**THE REQUEST**: Every entry must be repeated exactly. Exclude all pictures.

[Excerpts from a figure dataset]
·····
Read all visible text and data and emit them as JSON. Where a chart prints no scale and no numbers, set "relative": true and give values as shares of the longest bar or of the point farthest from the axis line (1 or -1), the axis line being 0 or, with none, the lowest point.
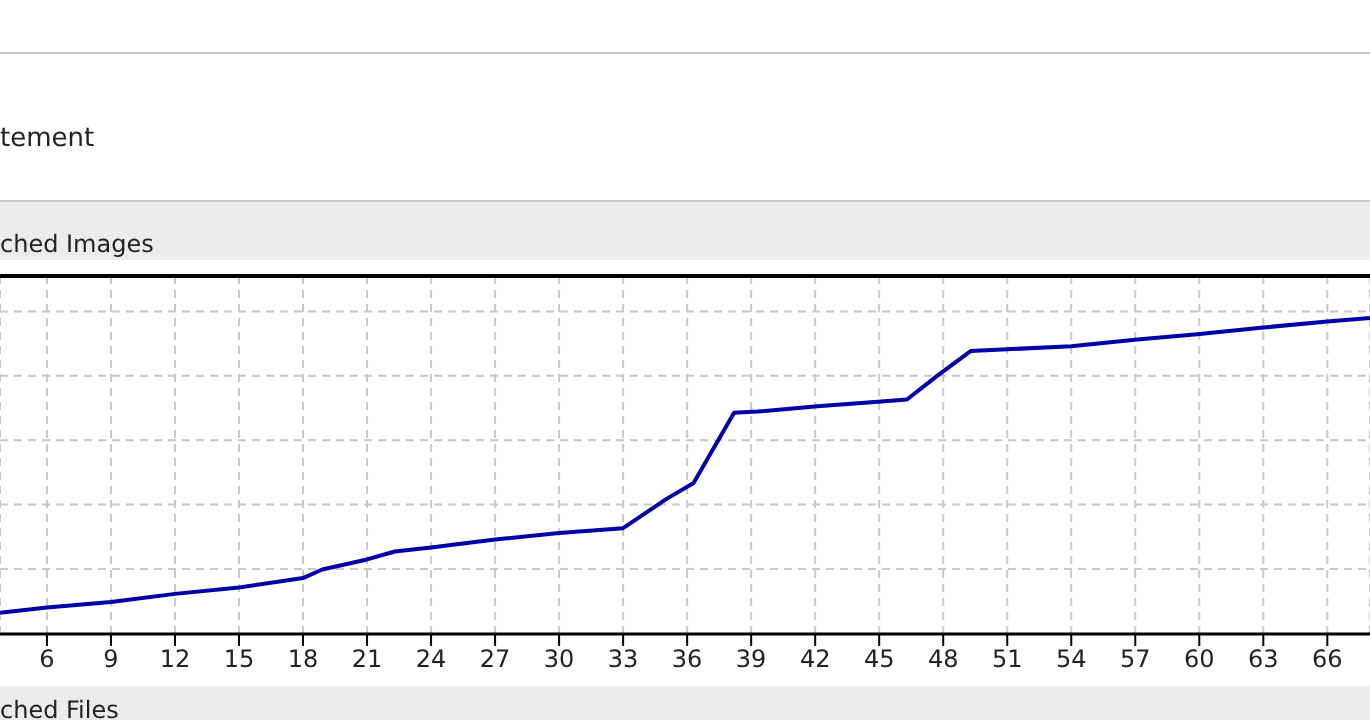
{
  "chart_data": {
    "type": "line",
    "relative": true,
    "annotations": [
      "tement",
      "ched Images",
      "ched Files"
    ],
    "x": [
      3.8,
      6,
      9,
      12,
      15,
      18,
      18.9,
      21,
      22.3,
      24,
      27,
      30,
      33,
      35,
      36.3,
      38.2,
      39.3,
      42.1,
      45.1,
      46.3,
      47.7,
      49.3,
      51,
      54,
      57.1,
      59.9,
      63,
      66,
      68
    ],
    "series": [
      {
        "color": "#0000aa",
        "values": [
          0.067,
          0.084,
          0.101,
          0.127,
          0.147,
          0.177,
          0.204,
          0.236,
          0.261,
          0.274,
          0.299,
          0.32,
          0.335,
          0.426,
          0.478,
          0.7,
          0.704,
          0.721,
          0.736,
          0.742,
          0.816,
          0.896,
          0.901,
          0.911,
          0.932,
          0.949,
          0.97,
          0.989,
          1.0
        ]
      }
    ],
    "xlim": [
      3.8,
      68
    ],
    "xticks": [
      6,
      9,
      12,
      15,
      18,
      21,
      24,
      27,
      30,
      33,
      36,
      39,
      42,
      45,
      48,
      51,
      54,
      57,
      60,
      63,
      66
    ],
    "grid": true,
    "marker": "none",
    "line_style": "solid"
  }
}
·····
**SOLUTION**:
Read all visible text and data and emit them as JSON. Where a chart prints no scale and no numbers, set "relative": true and give values as shares of the longest bar or of the point farthest from the axis line (1 or -1), the axis line being 0 or, with none, the lowest point.
{
  "chart_data": {
    "type": "line",
    "relative": true,
    "annotations": [
      "tement",
      "ched Images",
      "ched Files"
    ],
    "x": [
      3.8,
      6,
      9,
      12,
      15,
      18,
      18.9,
      21,
      22.3,
      24,
      27,
      30,
      33,
      35,
      36.3,
      38.2,
      39.3,
      42.1,
      45.1,
      46.3,
      47.7,
      49.3,
      51,
      54,
      57.1,
      59.9,
      63,
      66,
      68
    ],
    "series": [
      {
        "color": "#0000aa",
        "values": [
          0.067,
          0.084,
          0.101,
          0.127,
          0.147,
          0.177,
          0.204,
          0.236,
          0.261,
          0.274,
          0.299,
          0.32,
          0.335,
          0.426,
          0.478,
          0.7,
          0.704,
          0.721,
          0.736,
          0.742,
          0.816,
          0.896,
          0.901,
          0.911,
          0.932,
          0.949,
          0.97,
          0.989,
          1.0
        ]
      }
    ],
    "xlim": [
      3.8,
      68
    ],
    "xticks": [
      6,
      9,
      12,
      15,
      18,
      21,
      24,
      27,
      30,
      33,
      36,
      39,
      42,
      45,
      48,
      51,
      54,
      57,
      60,
      63,
      66
    ],
    "grid": true,
    "marker": "none",
    "line_style": "solid"
  }
}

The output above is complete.